PASSAGE.
State-Owned Investors are being challenged over their role in buying up assets sold off by Brazil’s Bolsonaro administration amid mounting social and governance concerns and political polarization.

With ESG factors increasingly at the forefront of SOI priorities, political risk in Brazil has heightened in recent years due to the "Lava Jato" corruption investigations that began in 2015. The election of populist Jair Bolsonaro as president in 2018, amid a decline in trust in the Brazilian establishment, has further polarized public opinion and his response to the pandemic has merely added fuel to the fire. SOIs are negotiating privatization deals that are a lightning rod for anti-Bolsonaro sentiment as the country approaches the 2022 presidential election.

This week, the Canadian Union of Public Employees (CUPE) demanded the managers of the Canada Pension Plan (CPP Investments) scrap investment in Brazil’s water privatization program. CPP Investments recently snapped up a 45% stake in Iguá Saneamento, a Brazilian private water and wastewater company, worth US$216 million. The proceeds from the transaction will be used to buy a public water system in Rio de Janeiro in a public auction later this week.

(Document layout detection data)
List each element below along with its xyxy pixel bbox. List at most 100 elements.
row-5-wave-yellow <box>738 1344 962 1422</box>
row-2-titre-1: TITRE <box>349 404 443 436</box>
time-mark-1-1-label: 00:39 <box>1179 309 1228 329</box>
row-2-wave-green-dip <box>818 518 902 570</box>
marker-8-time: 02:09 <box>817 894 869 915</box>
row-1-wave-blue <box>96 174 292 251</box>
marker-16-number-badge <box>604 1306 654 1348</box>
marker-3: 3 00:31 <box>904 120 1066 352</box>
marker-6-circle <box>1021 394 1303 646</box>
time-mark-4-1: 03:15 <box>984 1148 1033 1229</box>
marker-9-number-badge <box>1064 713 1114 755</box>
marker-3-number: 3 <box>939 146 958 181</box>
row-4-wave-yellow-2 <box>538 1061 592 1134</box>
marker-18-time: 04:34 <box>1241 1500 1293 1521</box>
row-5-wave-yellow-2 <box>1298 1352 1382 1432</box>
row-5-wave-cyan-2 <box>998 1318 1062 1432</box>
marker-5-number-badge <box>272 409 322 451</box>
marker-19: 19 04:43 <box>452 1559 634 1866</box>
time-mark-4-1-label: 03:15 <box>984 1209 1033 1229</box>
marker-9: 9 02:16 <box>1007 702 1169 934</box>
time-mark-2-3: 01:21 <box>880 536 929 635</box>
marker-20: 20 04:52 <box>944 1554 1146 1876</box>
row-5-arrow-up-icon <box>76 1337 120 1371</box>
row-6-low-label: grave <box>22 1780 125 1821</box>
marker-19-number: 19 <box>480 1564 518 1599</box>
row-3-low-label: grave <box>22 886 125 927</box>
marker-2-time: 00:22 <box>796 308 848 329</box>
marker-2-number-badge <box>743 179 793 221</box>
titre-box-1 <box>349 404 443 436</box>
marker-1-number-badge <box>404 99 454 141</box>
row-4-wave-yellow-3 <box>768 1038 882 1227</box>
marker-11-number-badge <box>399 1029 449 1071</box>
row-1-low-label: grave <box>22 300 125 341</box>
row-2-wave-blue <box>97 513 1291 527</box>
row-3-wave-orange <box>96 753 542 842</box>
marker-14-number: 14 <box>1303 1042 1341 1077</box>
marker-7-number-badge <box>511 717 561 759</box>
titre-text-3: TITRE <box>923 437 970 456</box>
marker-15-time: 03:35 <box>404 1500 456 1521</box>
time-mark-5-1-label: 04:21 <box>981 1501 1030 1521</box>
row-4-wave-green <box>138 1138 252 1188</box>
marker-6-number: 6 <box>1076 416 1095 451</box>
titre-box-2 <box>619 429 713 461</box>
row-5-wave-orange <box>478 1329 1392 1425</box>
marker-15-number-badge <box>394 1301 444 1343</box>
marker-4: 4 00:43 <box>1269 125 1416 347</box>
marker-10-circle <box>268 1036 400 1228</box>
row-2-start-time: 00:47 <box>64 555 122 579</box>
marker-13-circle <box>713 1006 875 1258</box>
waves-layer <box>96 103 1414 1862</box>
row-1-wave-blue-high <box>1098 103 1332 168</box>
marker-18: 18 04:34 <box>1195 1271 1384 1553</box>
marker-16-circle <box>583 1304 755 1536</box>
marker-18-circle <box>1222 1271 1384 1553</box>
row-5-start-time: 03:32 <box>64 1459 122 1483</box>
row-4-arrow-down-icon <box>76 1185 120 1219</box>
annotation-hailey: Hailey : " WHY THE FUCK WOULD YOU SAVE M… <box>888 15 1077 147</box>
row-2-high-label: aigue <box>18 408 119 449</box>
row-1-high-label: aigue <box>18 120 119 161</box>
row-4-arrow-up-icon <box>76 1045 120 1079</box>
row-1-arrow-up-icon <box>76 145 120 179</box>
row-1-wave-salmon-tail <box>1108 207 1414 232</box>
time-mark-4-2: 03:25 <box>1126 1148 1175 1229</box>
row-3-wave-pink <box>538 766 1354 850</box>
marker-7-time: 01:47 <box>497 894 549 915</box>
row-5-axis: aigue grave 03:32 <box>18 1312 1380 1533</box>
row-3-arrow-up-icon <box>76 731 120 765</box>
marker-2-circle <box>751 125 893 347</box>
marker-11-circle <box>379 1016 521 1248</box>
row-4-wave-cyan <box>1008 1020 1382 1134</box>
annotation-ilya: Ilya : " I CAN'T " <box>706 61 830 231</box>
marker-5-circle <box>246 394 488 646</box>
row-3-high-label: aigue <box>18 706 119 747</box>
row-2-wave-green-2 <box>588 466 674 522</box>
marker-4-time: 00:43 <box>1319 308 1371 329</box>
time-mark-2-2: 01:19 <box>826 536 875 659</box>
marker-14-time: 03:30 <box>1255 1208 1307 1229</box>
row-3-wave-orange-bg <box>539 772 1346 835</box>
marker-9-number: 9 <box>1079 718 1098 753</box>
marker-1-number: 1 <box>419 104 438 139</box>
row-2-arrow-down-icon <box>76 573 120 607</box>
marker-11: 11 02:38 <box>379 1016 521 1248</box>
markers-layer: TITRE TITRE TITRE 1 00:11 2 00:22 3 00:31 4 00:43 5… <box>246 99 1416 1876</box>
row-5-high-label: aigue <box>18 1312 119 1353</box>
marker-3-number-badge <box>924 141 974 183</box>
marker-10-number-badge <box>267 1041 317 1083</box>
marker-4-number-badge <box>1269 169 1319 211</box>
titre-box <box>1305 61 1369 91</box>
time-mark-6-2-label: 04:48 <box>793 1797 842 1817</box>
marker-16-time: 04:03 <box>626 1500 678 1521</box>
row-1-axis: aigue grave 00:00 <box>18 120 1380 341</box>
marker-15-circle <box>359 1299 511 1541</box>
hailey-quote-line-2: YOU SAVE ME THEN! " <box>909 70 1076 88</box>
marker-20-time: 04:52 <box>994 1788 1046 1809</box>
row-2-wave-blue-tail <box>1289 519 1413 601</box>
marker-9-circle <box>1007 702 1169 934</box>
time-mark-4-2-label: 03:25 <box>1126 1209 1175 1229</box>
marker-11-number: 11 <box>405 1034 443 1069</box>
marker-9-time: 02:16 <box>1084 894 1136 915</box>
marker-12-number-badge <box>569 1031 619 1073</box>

WHAT TO PRODUCE. Repeat the text about state-owned investors in Brazil word for word, from "State-Owned Investors are" to "2022 presidential election.".

WORKED SOLUTION.
State-Owned Investors are being challenged over their role in buying up assets sold off by Brazil’s Bolsonaro administration amid mounting social and governance concerns and political polarization.

With ESG factors increasingly at the forefront of SOI priorities, political risk in Brazil has heightened in recent years due to the "Lava Jato" corruption investigations that began in 2015. The election of populist Jair Bolsonaro as president in 2018, amid a decline in trust in the Brazilian establishment, has further polarized public opinion and his response to the pandemic has merely added fuel to the fire. SOIs are negotiating privatization deals that are a lightning rod for anti-Bolsonaro sentiment as the country approaches the 2022 presidential election.